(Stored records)
▼
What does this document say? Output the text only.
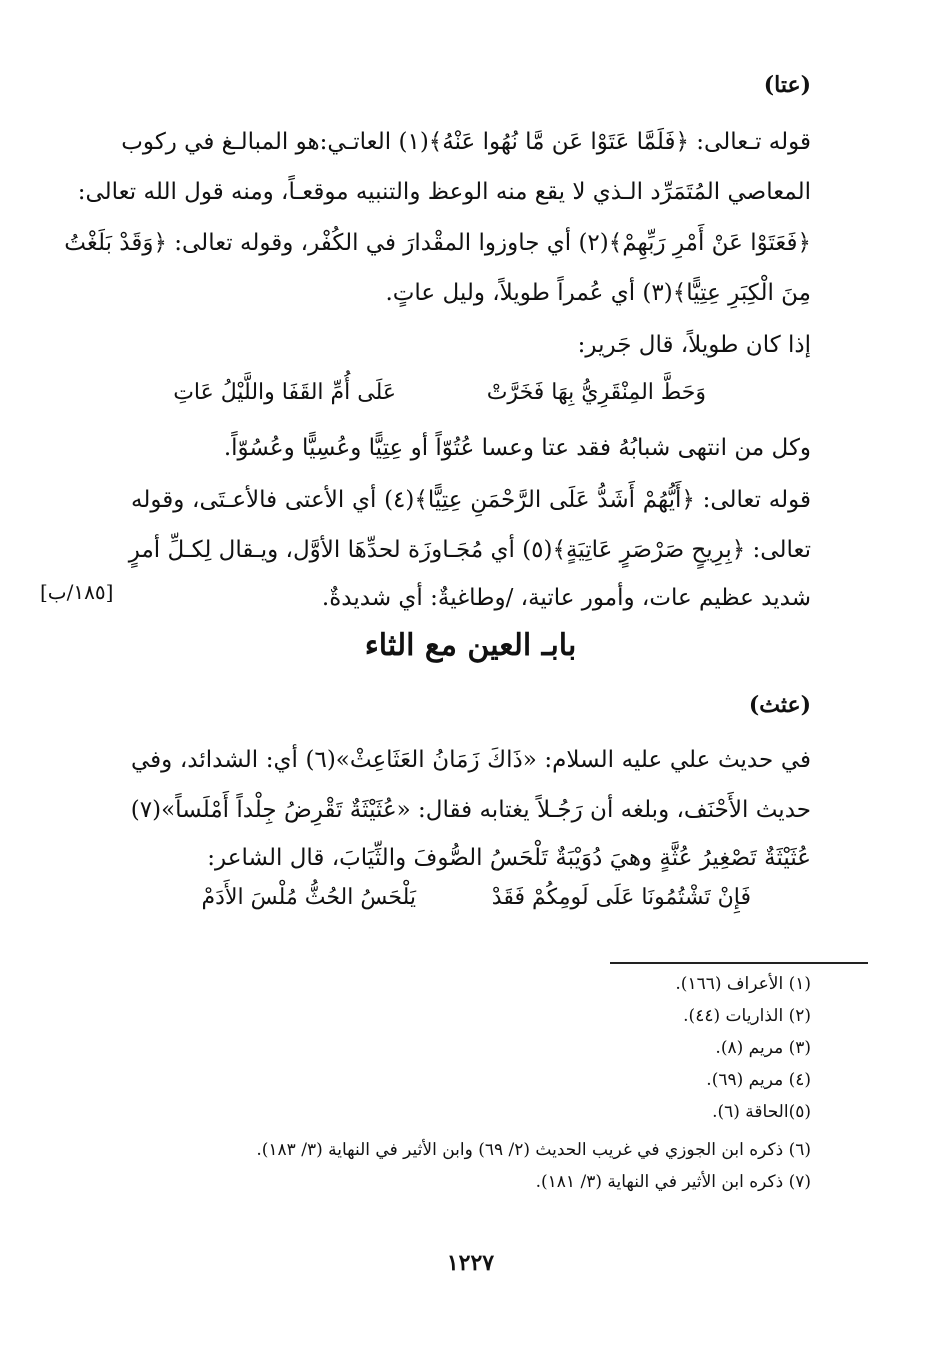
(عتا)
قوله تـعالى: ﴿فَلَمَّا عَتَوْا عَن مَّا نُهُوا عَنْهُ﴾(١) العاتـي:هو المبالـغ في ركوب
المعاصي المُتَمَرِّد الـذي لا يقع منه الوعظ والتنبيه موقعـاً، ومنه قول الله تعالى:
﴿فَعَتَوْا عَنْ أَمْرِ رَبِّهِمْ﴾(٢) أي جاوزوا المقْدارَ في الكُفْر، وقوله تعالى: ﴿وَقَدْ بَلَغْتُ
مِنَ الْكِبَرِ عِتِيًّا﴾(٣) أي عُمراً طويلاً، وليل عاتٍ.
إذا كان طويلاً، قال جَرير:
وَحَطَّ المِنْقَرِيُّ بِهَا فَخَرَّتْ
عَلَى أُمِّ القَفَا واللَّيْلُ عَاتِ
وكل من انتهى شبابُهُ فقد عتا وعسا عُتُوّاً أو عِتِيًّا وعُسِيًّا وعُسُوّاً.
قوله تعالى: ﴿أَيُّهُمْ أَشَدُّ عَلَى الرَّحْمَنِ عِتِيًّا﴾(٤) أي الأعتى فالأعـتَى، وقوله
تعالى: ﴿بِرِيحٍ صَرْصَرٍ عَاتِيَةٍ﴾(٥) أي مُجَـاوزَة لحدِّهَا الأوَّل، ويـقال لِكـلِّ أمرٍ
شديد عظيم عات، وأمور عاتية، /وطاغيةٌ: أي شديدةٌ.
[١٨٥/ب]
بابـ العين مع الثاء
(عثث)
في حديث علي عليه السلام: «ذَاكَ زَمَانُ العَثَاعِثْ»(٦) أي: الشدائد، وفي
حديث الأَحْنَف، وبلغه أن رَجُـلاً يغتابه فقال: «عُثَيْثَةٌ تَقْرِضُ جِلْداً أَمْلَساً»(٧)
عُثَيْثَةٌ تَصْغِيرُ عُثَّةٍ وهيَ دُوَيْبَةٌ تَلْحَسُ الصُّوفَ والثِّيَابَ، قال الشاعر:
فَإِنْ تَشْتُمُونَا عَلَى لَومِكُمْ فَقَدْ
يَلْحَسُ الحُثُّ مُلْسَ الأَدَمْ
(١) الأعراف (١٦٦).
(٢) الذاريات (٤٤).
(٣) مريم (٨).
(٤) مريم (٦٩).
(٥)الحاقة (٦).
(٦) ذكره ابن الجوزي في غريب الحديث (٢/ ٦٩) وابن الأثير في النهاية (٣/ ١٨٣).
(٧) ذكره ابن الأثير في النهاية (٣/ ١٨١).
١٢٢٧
▲
_The task_
Using the records above, retype everything exactly except the pictures.

_The answer_
What does this document say? Output the text only.
(عتا)
قوله تـعالى: ﴿فَلَمَّا عَتَوْا عَن مَّا نُهُوا عَنْهُ﴾(١) العاتـي:هو المبالـغ في ركوب
المعاصي المُتَمَرِّد الـذي لا يقع منه الوعظ والتنبيه موقعـاً، ومنه قول الله تعالى:
﴿فَعَتَوْا عَنْ أَمْرِ رَبِّهِمْ﴾(٢) أي جاوزوا المقْدارَ في الكُفْر، وقوله تعالى: ﴿وَقَدْ بَلَغْتُ
مِنَ الْكِبَرِ عِتِيًّا﴾(٣) أي عُمراً طويلاً، وليل عاتٍ.
إذا كان طويلاً، قال جَرير:
وَحَطَّ المِنْقَرِيُّ بِهَا فَخَرَّتْ
عَلَى أُمِّ القَفَا واللَّيْلُ عَاتِ
وكل من انتهى شبابُهُ فقد عتا وعسا عُتُوّاً أو عِتِيًّا وعُسِيًّا وعُسُوّاً.
قوله تعالى: ﴿أَيُّهُمْ أَشَدُّ عَلَى الرَّحْمَنِ عِتِيًّا﴾(٤) أي الأعتى فالأعـتَى، وقوله
تعالى: ﴿بِرِيحٍ صَرْصَرٍ عَاتِيَةٍ﴾(٥) أي مُجَـاوزَة لحدِّهَا الأوَّل، ويـقال لِكـلِّ أمرٍ
شديد عظيم عات، وأمور عاتية، /وطاغيةٌ: أي شديدةٌ.
[١٨٥/ب]
بابـ العين مع الثاء
(عثث)
في حديث علي عليه السلام: «ذَاكَ زَمَانُ العَثَاعِثْ»(٦) أي: الشدائد، وفي
حديث الأَحْنَف، وبلغه أن رَجُـلاً يغتابه فقال: «عُثَيْثَةٌ تَقْرِضُ جِلْداً أَمْلَساً»(٧)
عُثَيْثَةٌ تَصْغِيرُ عُثَّةٍ وهيَ دُوَيْبَةٌ تَلْحَسُ الصُّوفَ والثِّيَابَ، قال الشاعر:
فَإِنْ تَشْتُمُونَا عَلَى لَومِكُمْ فَقَدْ
يَلْحَسُ الحُثُّ مُلْسَ الأَدَمْ
(١) الأعراف (١٦٦).
(٢) الذاريات (٤٤).
(٣) مريم (٨).
(٤) مريم (٦٩).
(٥)الحاقة (٦).
(٦) ذكره ابن الجوزي في غريب الحديث (٢/ ٦٩) وابن الأثير في النهاية (٣/ ١٨٣).
(٧) ذكره ابن الأثير في النهاية (٣/ ١٨١).
١٢٢٧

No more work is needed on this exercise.